TASK MATERIAL ::
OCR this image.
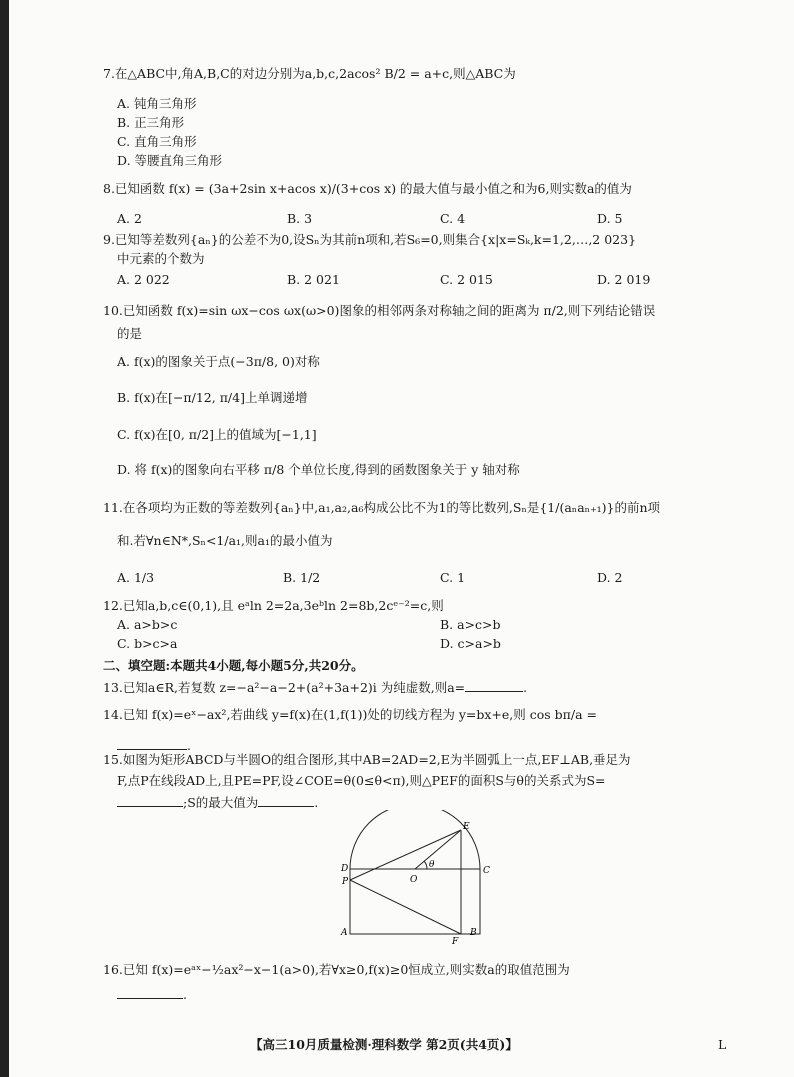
7.在△ABC中,角A,B,C的对边分别为a,b,c,2acos² B/2 = a+c,则△ABC为
A. 钝角三角形
B. 正三角形
C. 直角三角形
D. 等腰直角三角形
8.已知函数 f(x) = (3a+2sin x+acos x)/(3+cos x) 的最大值与最小值之和为6,则实数a的值为
A. 2	B. 3	C. 4	D. 5
9.已知等差数列{aₙ}的公差不为0,设Sₙ为其前n项和,若S₆=0,则集合{x|x=Sₖ,k=1,2,…,2 023}
中元素的个数为
A. 2 022	B. 2 021	C. 2 015	D. 2 019
10.已知函数 f(x)=sin ωx−cos ωx(ω>0)图象的相邻两条对称轴之间的距离为 π/2,则下列结论错误
的是
A. f(x)的图象关于点(−3π/8, 0)对称
B. f(x)在[−π/12, π/4]上单调递增
C. f(x)在[0, π/2]上的值域为[−1,1]
D. 将 f(x)的图象向右平移 π/8 个单位长度,得到的函数图象关于 y 轴对称
11.在各项均为正数的等差数列{aₙ}中,a₁,a₂,a₆构成公比不为1的等比数列,Sₙ是{1/(aₙaₙ₊₁)}的前n项
和.若∀n∈N*,Sₙ<1/a₁,则a₁的最小值为
A. 1/3	B. 1/2	C. 1	D. 2
12.已知a,b,c∈(0,1),且 eᵃln 2=2a,3eᵇln 2=8b,2cᵉ⁻²=c,则
A. a>b>c	B. a>c>b
C. b>c>a	D. c>a>b
二、填空题:本题共4小题,每小题5分,共20分。
13.已知a∈R,若复数 z=−a²−a−2+(a²+3a+2)i 为纯虚数,则a=	.
14.已知 f(x)=eˣ−ax²,若曲线 y=f(x)在(1,f(1))处的切线方程为 y=bx+e,则 cos bπ/a =
.
15.如图为矩形ABCD与半圆O的组合图形,其中AB=2AD=2,E为半圆弧上一点,EF⊥AB,垂足为
F,点P在线段AD上,且PE=PF,设∠COE=θ(0≤θ<π),则△PEF的面积S与θ的关系式为S=
;S的最大值为	.
E
D
P
C
O
θ
A	B
F
16.已知 f(x)=eᵃˣ−½ax²−x−1(a>0),若∀x≥0,f(x)≥0恒成立,则实数a的取值范围为
.
【高三10月质量检测·理科数学 第2页(共4页)】	L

EXERCISE PROMPT :: Please set down each line of the data above exactly as written, without the pictures.

RESPONSE ::
OCR this image.
7.在△ABC中,角A,B,C的对边分别为a,b,c,2acos² B/2 = a+c,则△ABC为
A. 钝角三角形
B. 正三角形
C. 直角三角形
D. 等腰直角三角形
8.已知函数 f(x) = (3a+2sin x+acos x)/(3+cos x) 的最大值与最小值之和为6,则实数a的值为
A. 2	B. 3	C. 4	D. 5
9.已知等差数列{aₙ}的公差不为0,设Sₙ为其前n项和,若S₆=0,则集合{x|x=Sₖ,k=1,2,…,2 023}
中元素的个数为
A. 2 022	B. 2 021	C. 2 015	D. 2 019
10.已知函数 f(x)=sin ωx−cos ωx(ω>0)图象的相邻两条对称轴之间的距离为 π/2,则下列结论错误
的是
A. f(x)的图象关于点(−3π/8, 0)对称
B. f(x)在[−π/12, π/4]上单调递增
C. f(x)在[0, π/2]上的值域为[−1,1]
D. 将 f(x)的图象向右平移 π/8 个单位长度,得到的函数图象关于 y 轴对称
11.在各项均为正数的等差数列{aₙ}中,a₁,a₂,a₆构成公比不为1的等比数列,Sₙ是{1/(aₙaₙ₊₁)}的前n项
和.若∀n∈N*,Sₙ<1/a₁,则a₁的最小值为
A. 1/3	B. 1/2	C. 1	D. 2
12.已知a,b,c∈(0,1),且 eᵃln 2=2a,3eᵇln 2=8b,2cᵉ⁻²=c,则
A. a>b>c	B. a>c>b
C. b>c>a	D. c>a>b
二、填空题:本题共4小题,每小题5分,共20分。
13.已知a∈R,若复数 z=−a²−a−2+(a²+3a+2)i 为纯虚数,则a=	.
14.已知 f(x)=eˣ−ax²,若曲线 y=f(x)在(1,f(1))处的切线方程为 y=bx+e,则 cos bπ/a =
.
15.如图为矩形ABCD与半圆O的组合图形,其中AB=2AD=2,E为半圆弧上一点,EF⊥AB,垂足为
F,点P在线段AD上,且PE=PF,设∠COE=θ(0≤θ<π),则△PEF的面积S与θ的关系式为S=
;S的最大值为	.
E
D
P
C
O
θ
A	B
F
16.已知 f(x)=eᵃˣ−½ax²−x−1(a>0),若∀x≥0,f(x)≥0恒成立,则实数a的取值范围为
.
【高三10月质量检测·理科数学 第2页(共4页)】	L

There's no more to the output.